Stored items
+++

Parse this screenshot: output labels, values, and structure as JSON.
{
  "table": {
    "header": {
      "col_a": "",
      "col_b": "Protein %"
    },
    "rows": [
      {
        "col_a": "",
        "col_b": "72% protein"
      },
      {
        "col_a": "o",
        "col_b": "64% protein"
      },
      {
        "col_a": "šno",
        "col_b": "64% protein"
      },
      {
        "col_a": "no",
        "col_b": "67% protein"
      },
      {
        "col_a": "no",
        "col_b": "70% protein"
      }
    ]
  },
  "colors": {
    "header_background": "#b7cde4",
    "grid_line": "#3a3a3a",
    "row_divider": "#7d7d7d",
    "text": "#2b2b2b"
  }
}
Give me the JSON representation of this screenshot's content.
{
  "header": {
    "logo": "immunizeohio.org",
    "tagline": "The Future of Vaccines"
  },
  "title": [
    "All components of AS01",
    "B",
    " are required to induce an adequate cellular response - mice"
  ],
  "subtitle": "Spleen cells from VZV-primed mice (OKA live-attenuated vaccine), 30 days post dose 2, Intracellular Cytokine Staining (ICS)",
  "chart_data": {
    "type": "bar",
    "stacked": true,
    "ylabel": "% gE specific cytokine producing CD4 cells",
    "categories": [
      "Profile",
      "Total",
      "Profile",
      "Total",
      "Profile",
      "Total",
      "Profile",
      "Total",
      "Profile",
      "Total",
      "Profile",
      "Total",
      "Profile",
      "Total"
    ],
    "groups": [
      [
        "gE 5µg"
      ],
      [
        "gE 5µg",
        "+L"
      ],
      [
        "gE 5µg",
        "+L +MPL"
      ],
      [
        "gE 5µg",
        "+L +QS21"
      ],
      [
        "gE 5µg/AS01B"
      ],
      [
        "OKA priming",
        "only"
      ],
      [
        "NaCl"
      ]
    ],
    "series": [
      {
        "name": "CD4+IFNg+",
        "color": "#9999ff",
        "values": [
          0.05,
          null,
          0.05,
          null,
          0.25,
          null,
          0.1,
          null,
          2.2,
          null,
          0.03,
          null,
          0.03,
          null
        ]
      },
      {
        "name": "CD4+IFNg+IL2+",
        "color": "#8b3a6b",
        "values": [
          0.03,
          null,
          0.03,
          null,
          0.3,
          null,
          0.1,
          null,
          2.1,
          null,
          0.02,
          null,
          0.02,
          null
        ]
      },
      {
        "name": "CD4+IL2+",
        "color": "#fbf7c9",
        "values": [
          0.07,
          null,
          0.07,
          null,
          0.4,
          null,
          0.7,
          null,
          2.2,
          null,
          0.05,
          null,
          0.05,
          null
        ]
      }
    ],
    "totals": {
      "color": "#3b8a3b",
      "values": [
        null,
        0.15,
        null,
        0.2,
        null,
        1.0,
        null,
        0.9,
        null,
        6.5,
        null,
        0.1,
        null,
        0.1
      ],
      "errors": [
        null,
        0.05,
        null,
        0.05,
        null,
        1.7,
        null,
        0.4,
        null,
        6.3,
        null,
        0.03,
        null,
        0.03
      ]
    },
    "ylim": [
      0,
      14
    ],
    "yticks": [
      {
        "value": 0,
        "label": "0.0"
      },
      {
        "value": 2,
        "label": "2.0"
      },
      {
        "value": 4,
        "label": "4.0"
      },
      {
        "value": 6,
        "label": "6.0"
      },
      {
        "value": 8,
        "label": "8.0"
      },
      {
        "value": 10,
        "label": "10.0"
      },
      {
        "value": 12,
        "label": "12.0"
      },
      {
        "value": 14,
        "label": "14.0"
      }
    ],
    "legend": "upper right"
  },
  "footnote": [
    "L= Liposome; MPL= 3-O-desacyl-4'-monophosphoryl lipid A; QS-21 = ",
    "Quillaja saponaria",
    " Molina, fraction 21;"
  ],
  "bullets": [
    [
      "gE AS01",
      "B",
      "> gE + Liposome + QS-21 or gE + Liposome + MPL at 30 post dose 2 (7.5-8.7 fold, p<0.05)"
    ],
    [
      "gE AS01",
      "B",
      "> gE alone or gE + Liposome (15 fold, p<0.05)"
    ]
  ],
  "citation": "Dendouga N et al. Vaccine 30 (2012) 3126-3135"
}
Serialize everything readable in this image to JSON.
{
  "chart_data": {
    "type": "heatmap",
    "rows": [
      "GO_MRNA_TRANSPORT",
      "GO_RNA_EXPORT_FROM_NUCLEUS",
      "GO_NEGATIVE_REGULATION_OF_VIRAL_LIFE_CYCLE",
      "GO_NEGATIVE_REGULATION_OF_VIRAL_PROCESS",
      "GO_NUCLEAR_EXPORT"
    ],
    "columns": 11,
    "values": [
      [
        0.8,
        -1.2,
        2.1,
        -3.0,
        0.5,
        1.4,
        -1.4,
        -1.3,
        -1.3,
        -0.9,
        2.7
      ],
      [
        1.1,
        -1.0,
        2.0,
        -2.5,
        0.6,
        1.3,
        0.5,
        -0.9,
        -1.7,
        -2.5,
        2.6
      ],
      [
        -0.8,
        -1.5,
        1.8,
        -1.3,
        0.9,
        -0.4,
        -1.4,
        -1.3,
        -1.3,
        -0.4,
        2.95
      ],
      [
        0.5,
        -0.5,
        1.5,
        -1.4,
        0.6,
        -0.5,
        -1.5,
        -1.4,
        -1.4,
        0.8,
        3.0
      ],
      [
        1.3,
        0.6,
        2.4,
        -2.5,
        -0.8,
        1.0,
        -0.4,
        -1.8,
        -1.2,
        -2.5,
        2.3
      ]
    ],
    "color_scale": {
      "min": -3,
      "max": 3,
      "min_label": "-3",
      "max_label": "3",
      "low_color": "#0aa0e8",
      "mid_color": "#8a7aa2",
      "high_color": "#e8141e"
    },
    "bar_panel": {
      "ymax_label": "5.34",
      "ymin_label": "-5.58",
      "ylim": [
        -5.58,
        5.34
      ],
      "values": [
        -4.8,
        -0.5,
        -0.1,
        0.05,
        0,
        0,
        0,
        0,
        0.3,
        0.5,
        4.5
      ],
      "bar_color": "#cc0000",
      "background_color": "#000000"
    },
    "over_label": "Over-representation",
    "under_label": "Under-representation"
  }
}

+++

Search the data for "JSON". Copy each line that has it.

Parse this screenshot: output labels, values, and structure as JSON.
Give me the JSON representation of this screenshot's content.
Serialize everything readable in this image to JSON.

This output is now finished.